Without omitting anything, retype the data that follows.
>> Start Available data
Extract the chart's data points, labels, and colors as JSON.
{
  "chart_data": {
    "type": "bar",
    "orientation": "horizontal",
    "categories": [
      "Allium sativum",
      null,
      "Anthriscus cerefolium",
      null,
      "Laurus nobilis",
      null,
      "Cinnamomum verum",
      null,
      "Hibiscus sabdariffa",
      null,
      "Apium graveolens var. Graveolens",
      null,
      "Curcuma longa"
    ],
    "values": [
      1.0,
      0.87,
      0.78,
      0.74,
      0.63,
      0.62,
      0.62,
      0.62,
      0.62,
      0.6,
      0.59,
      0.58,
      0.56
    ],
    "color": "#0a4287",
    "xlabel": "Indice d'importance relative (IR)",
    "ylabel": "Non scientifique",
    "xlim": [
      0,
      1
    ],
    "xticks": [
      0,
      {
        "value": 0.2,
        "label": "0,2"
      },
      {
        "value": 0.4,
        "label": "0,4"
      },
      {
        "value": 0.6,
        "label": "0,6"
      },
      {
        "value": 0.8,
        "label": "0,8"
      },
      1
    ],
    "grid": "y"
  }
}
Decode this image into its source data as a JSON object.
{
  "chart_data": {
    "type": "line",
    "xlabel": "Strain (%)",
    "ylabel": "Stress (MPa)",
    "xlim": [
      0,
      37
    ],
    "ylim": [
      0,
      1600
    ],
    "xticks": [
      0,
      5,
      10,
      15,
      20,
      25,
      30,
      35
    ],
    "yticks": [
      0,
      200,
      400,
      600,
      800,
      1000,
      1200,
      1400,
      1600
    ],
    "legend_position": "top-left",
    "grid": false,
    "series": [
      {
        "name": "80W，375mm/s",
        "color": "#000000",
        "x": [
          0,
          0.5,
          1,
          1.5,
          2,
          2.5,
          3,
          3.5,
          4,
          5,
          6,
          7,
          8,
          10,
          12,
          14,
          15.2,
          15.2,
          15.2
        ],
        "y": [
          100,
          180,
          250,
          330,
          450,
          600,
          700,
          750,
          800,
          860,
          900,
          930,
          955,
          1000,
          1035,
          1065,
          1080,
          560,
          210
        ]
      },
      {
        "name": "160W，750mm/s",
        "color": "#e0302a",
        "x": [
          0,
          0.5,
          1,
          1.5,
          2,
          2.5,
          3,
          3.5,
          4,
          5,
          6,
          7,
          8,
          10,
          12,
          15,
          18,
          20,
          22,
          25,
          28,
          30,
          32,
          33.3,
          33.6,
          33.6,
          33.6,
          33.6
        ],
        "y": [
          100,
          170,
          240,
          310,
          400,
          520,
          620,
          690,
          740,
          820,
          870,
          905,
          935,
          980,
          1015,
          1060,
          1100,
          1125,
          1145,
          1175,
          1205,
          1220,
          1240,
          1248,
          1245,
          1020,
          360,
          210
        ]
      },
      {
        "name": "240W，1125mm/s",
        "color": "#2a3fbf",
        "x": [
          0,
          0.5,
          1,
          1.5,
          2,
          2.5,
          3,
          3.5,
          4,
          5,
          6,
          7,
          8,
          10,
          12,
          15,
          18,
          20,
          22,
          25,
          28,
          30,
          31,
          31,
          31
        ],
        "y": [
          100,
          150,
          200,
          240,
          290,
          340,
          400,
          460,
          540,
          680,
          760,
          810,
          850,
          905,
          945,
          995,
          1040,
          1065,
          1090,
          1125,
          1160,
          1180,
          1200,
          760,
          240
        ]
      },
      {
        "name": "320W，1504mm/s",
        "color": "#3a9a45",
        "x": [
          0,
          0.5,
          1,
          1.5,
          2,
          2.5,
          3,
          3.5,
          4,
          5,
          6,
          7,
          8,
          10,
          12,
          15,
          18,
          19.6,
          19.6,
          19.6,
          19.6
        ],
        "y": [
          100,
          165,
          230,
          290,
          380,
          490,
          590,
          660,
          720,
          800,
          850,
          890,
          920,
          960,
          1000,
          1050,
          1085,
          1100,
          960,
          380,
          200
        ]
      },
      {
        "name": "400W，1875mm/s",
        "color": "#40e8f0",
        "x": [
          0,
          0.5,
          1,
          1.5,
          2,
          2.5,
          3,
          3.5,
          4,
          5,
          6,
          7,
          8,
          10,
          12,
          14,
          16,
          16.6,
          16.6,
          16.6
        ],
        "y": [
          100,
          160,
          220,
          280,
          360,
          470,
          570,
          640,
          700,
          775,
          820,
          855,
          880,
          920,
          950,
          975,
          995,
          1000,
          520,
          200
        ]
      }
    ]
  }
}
>> End Available data
_Final answer_.
Extract the chart's data points, labels, and colors as JSON.
{
  "chart_data": {
    "type": "bar",
    "orientation": "horizontal",
    "categories": [
      "Allium sativum",
      null,
      "Anthriscus cerefolium",
      null,
      "Laurus nobilis",
      null,
      "Cinnamomum verum",
      null,
      "Hibiscus sabdariffa",
      null,
      "Apium graveolens var. Graveolens",
      null,
      "Curcuma longa"
    ],
    "values": [
      1.0,
      0.87,
      0.78,
      0.74,
      0.63,
      0.62,
      0.62,
      0.62,
      0.62,
      0.6,
      0.59,
      0.58,
      0.56
    ],
    "color": "#0a4287",
    "xlabel": "Indice d'importance relative (IR)",
    "ylabel": "Non scientifique",
    "xlim": [
      0,
      1
    ],
    "xticks": [
      0,
      {
        "value": 0.2,
        "label": "0,2"
      },
      {
        "value": 0.4,
        "label": "0,4"
      },
      {
        "value": 0.6,
        "label": "0,6"
      },
      {
        "value": 0.8,
        "label": "0,8"
      },
      1
    ],
    "grid": "y"
  }
}
Decode this image into its source data as a JSON object.
{
  "chart_data": {
    "type": "line",
    "xlabel": "Strain (%)",
    "ylabel": "Stress (MPa)",
    "xlim": [
      0,
      37
    ],
    "ylim": [
      0,
      1600
    ],
    "xticks": [
      0,
      5,
      10,
      15,
      20,
      25,
      30,
      35
    ],
    "yticks": [
      0,
      200,
      400,
      600,
      800,
      1000,
      1200,
      1400,
      1600
    ],
    "legend_position": "top-left",
    "grid": false,
    "series": [
      {
        "name": "80W，375mm/s",
        "color": "#000000",
        "x": [
          0,
          0.5,
          1,
          1.5,
          2,
          2.5,
          3,
          3.5,
          4,
          5,
          6,
          7,
          8,
          10,
          12,
          14,
          15.2,
          15.2,
          15.2
        ],
        "y": [
          100,
          180,
          250,
          330,
          450,
          600,
          700,
          750,
          800,
          860,
          900,
          930,
          955,
          1000,
          1035,
          1065,
          1080,
          560,
          210
        ]
      },
      {
        "name": "160W，750mm/s",
        "color": "#e0302a",
        "x": [
          0,
          0.5,
          1,
          1.5,
          2,
          2.5,
          3,
          3.5,
          4,
          5,
          6,
          7,
          8,
          10,
          12,
          15,
          18,
          20,
          22,
          25,
          28,
          30,
          32,
          33.3,
          33.6,
          33.6,
          33.6,
          33.6
        ],
        "y": [
          100,
          170,
          240,
          310,
          400,
          520,
          620,
          690,
          740,
          820,
          870,
          905,
          935,
          980,
          1015,
          1060,
          1100,
          1125,
          1145,
          1175,
          1205,
          1220,
          1240,
          1248,
          1245,
          1020,
          360,
          210
        ]
      },
      {
        "name": "240W，1125mm/s",
        "color": "#2a3fbf",
        "x": [
          0,
          0.5,
          1,
          1.5,
          2,
          2.5,
          3,
          3.5,
          4,
          5,
          6,
          7,
          8,
          10,
          12,
          15,
          18,
          20,
          22,
          25,
          28,
          30,
          31,
          31,
          31
        ],
        "y": [
          100,
          150,
          200,
          240,
          290,
          340,
          400,
          460,
          540,
          680,
          760,
          810,
          850,
          905,
          945,
          995,
          1040,
          1065,
          1090,
          1125,
          1160,
          1180,
          1200,
          760,
          240
        ]
      },
      {
        "name": "320W，1504mm/s",
        "color": "#3a9a45",
        "x": [
          0,
          0.5,
          1,
          1.5,
          2,
          2.5,
          3,
          3.5,
          4,
          5,
          6,
          7,
          8,
          10,
          12,
          15,
          18,
          19.6,
          19.6,
          19.6,
          19.6
        ],
        "y": [
          100,
          165,
          230,
          290,
          380,
          490,
          590,
          660,
          720,
          800,
          850,
          890,
          920,
          960,
          1000,
          1050,
          1085,
          1100,
          960,
          380,
          200
        ]
      },
      {
        "name": "400W，1875mm/s",
        "color": "#40e8f0",
        "x": [
          0,
          0.5,
          1,
          1.5,
          2,
          2.5,
          3,
          3.5,
          4,
          5,
          6,
          7,
          8,
          10,
          12,
          14,
          16,
          16.6,
          16.6,
          16.6
        ],
        "y": [
          100,
          160,
          220,
          280,
          360,
          470,
          570,
          640,
          700,
          775,
          820,
          855,
          880,
          920,
          950,
          975,
          995,
          1000,
          520,
          200
        ]
      }
    ]
  }
}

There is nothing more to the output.